▸ **Record list**
== == ==
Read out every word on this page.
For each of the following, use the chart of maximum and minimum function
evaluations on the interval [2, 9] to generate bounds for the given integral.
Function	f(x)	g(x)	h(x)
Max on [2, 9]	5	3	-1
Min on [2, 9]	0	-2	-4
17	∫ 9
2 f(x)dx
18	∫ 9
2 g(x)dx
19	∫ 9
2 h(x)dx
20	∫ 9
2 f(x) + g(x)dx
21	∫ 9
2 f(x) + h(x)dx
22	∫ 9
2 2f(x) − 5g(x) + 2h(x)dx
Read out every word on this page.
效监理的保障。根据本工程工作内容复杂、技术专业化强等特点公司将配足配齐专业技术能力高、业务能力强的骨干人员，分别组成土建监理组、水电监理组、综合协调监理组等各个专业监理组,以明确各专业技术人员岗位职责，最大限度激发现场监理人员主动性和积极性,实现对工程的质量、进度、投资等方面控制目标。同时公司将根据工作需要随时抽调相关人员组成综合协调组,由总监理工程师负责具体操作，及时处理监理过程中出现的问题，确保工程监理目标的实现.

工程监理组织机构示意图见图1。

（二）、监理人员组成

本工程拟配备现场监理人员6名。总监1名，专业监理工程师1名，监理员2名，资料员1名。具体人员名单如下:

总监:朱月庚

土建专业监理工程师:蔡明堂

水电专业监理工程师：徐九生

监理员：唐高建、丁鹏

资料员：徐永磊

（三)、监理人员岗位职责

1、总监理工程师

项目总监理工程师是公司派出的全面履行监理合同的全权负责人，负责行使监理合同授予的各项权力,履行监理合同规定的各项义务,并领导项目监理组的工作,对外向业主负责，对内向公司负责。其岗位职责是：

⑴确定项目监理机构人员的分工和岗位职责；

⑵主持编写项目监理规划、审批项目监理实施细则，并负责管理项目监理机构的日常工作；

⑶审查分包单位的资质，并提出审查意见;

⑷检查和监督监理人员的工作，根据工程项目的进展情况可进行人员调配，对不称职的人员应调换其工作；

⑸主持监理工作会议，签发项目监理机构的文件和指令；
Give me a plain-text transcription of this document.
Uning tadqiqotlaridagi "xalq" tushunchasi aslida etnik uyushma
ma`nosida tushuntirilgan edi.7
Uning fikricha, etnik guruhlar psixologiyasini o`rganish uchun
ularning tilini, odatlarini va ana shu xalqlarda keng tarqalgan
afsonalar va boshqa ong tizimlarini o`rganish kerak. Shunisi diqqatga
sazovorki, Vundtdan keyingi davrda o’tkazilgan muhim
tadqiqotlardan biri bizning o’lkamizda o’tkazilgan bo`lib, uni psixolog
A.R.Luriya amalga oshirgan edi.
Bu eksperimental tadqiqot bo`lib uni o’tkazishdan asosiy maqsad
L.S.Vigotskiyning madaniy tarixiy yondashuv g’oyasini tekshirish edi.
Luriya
== == ==
▸ **What you need to do**
Find every line in the records above that contains the word "rganish", and copy each one.

▸ **Exercise answer**
Uning fikricha, etnik guruhlar psixologiyasini o`rganish uchun
afsonalar va boshqa ong tizimlarini o`rganish kerak. Shunisi diqqatga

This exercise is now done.